[Rows from a dataset]
━━━━
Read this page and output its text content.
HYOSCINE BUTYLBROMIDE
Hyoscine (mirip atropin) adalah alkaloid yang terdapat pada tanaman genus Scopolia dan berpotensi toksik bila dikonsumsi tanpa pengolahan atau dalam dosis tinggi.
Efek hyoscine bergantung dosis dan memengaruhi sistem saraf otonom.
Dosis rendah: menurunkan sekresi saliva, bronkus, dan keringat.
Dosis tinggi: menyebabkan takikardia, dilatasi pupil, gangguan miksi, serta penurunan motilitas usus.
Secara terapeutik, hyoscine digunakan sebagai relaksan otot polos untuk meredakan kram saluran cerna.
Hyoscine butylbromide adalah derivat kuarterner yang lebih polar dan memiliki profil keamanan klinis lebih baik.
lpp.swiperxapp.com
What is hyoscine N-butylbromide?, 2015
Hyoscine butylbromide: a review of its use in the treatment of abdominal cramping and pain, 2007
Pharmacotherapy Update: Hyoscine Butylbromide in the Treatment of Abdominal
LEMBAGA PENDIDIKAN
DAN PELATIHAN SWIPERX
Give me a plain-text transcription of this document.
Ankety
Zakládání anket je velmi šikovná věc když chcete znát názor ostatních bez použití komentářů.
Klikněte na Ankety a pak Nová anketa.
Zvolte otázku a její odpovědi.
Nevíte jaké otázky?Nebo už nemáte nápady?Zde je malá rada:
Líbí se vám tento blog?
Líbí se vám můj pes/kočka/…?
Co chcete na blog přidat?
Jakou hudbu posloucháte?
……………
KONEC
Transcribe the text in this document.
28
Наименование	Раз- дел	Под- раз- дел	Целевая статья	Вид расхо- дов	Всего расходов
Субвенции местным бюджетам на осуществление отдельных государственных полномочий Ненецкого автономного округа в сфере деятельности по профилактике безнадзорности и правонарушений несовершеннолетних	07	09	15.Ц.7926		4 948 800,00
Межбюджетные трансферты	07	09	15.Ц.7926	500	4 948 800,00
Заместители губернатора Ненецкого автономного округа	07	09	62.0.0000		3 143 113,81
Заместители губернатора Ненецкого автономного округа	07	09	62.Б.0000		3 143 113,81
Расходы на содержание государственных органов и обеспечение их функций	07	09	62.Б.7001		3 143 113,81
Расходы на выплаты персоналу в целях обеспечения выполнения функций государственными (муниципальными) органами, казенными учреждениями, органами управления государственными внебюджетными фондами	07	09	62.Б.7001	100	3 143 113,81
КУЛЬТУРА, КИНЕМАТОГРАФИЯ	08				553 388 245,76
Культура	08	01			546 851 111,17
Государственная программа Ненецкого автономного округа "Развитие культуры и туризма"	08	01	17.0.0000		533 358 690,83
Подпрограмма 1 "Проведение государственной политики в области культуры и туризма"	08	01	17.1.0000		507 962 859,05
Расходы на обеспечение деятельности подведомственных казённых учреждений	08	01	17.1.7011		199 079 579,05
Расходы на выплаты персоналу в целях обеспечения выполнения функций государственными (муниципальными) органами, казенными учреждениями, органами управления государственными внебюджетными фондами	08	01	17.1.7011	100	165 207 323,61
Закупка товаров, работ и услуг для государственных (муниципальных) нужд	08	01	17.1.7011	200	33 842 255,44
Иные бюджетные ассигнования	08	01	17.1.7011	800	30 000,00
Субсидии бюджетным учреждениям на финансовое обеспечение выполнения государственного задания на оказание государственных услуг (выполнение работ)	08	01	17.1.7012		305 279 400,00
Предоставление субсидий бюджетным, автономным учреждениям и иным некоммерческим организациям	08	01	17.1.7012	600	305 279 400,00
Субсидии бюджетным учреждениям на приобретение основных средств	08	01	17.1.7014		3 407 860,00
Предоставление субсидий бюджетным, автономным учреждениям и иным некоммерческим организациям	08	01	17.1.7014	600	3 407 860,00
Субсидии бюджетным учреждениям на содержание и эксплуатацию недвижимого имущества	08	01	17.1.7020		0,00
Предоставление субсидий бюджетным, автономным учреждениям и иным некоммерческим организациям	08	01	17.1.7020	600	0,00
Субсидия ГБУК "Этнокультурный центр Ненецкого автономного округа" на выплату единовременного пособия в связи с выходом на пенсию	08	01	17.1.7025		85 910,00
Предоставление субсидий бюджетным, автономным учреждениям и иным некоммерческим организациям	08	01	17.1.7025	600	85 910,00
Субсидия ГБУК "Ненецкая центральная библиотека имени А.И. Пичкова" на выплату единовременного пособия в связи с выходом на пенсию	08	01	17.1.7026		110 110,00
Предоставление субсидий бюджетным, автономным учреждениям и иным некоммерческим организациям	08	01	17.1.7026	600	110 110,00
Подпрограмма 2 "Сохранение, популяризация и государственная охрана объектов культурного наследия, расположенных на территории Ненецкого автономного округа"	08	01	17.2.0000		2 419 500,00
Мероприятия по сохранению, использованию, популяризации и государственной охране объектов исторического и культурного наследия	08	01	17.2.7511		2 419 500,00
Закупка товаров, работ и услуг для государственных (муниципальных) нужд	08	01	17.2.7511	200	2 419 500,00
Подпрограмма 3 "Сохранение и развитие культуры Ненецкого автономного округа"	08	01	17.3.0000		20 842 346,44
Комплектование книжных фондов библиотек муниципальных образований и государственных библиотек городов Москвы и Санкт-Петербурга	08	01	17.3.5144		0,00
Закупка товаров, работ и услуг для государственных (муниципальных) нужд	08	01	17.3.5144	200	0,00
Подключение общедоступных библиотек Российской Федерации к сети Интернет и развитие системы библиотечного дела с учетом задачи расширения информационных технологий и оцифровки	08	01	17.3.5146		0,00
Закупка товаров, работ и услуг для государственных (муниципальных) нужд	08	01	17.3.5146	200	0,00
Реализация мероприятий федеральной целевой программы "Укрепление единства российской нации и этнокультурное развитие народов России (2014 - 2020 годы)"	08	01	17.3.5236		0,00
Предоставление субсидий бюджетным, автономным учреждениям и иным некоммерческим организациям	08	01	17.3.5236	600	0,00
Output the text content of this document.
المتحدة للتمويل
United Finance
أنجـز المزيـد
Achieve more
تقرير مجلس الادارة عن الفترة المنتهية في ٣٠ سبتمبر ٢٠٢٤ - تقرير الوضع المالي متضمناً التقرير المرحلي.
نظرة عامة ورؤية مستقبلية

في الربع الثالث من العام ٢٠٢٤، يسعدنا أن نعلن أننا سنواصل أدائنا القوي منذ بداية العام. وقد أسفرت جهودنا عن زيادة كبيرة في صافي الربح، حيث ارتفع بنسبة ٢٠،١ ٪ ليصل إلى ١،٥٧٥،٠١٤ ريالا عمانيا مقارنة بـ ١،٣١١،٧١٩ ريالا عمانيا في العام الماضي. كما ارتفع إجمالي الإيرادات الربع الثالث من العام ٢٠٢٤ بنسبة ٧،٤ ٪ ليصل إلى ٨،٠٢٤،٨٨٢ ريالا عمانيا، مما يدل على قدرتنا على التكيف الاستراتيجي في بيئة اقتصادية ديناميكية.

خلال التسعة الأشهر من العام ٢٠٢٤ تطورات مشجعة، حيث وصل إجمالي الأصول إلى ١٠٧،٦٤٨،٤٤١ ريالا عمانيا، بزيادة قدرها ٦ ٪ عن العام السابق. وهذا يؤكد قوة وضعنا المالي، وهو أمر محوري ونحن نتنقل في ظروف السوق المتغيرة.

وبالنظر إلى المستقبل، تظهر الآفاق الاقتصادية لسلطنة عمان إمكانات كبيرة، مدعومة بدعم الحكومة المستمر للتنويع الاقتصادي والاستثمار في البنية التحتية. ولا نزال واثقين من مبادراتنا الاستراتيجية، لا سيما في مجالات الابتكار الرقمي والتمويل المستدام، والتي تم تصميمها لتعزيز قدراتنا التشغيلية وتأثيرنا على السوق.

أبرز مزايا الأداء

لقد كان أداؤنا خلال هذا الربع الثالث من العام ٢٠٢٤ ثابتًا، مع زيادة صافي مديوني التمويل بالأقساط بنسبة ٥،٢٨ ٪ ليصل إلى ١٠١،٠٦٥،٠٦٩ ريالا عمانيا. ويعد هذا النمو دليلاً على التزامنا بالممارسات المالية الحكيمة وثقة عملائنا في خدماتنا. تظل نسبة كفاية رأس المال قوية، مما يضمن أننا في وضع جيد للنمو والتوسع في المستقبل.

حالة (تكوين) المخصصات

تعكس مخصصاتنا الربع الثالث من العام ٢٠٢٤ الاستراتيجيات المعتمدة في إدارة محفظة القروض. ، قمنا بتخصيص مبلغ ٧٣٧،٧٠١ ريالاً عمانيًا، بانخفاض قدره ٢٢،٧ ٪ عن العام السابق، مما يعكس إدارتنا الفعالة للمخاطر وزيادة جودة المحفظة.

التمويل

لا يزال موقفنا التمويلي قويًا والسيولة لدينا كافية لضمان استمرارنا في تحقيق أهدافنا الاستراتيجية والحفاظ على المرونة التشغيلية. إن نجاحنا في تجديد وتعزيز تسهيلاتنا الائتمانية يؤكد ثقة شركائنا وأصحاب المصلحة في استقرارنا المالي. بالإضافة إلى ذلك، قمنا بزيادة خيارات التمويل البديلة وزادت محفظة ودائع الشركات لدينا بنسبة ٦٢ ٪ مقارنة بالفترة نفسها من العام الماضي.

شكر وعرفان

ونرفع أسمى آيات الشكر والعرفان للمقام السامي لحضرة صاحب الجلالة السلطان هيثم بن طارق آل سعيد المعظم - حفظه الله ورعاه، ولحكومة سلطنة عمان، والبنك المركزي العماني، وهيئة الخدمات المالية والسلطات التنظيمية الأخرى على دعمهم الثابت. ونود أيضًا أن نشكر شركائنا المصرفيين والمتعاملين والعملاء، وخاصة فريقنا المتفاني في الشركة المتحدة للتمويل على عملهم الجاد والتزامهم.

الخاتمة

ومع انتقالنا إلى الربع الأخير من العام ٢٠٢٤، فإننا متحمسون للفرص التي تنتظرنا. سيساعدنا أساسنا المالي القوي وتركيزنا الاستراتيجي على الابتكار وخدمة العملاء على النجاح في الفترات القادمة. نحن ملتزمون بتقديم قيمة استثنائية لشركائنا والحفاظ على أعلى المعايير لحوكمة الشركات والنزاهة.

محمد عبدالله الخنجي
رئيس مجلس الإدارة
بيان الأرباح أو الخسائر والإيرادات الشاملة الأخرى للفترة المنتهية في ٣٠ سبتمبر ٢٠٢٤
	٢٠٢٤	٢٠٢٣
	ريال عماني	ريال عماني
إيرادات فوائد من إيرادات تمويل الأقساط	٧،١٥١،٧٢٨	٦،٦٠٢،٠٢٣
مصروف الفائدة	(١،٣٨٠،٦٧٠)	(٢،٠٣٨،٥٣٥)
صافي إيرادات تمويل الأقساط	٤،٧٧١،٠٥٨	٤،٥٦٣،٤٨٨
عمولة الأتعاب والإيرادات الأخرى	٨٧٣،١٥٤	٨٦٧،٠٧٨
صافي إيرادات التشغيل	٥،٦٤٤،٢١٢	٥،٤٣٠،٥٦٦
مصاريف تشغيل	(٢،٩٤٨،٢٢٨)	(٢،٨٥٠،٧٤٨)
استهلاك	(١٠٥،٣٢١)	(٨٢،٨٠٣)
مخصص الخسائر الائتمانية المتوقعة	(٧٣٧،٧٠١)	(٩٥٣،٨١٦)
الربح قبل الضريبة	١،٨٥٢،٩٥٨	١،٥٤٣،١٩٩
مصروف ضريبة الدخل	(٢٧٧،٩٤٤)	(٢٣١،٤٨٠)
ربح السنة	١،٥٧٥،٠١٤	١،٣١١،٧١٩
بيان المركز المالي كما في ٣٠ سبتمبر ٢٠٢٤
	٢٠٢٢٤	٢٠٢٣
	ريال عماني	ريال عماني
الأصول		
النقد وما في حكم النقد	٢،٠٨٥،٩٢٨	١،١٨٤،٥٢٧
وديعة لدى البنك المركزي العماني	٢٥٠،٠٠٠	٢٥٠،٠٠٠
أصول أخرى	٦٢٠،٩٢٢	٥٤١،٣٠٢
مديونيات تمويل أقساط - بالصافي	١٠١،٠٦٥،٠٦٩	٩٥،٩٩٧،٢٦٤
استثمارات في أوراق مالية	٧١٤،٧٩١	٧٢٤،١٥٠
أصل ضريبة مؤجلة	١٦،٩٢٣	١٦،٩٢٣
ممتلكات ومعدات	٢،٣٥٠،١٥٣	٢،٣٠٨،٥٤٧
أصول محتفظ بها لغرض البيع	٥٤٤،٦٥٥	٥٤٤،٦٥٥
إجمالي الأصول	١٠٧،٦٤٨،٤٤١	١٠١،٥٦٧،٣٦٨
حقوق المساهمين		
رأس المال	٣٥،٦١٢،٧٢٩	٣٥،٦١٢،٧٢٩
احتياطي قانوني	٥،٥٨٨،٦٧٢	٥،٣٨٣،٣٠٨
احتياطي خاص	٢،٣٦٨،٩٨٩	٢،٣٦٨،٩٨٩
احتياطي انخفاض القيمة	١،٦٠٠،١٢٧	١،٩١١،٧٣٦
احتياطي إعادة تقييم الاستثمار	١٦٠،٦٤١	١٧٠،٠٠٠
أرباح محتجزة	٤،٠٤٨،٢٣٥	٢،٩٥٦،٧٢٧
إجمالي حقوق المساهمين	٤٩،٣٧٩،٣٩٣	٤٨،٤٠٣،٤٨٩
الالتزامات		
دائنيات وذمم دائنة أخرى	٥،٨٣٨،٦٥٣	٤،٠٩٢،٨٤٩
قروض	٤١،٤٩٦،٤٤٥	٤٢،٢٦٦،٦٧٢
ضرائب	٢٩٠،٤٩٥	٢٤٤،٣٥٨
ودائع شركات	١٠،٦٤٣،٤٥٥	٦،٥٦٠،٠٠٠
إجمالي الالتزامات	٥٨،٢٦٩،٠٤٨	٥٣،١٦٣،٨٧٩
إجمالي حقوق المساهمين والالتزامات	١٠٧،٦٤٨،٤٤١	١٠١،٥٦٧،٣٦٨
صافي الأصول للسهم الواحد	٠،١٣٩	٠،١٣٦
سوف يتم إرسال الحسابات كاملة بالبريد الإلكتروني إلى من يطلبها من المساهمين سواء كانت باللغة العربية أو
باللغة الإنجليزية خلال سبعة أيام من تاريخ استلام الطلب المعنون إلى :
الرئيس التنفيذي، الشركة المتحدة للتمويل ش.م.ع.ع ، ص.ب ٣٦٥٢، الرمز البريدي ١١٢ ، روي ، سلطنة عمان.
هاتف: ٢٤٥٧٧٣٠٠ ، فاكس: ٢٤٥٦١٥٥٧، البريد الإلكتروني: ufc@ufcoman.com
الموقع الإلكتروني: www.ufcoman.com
━━━━
■ Problem requirements:
The word "целях" may turn up on some lines of these records; say how many, with no other words.

■ Exercise response:
2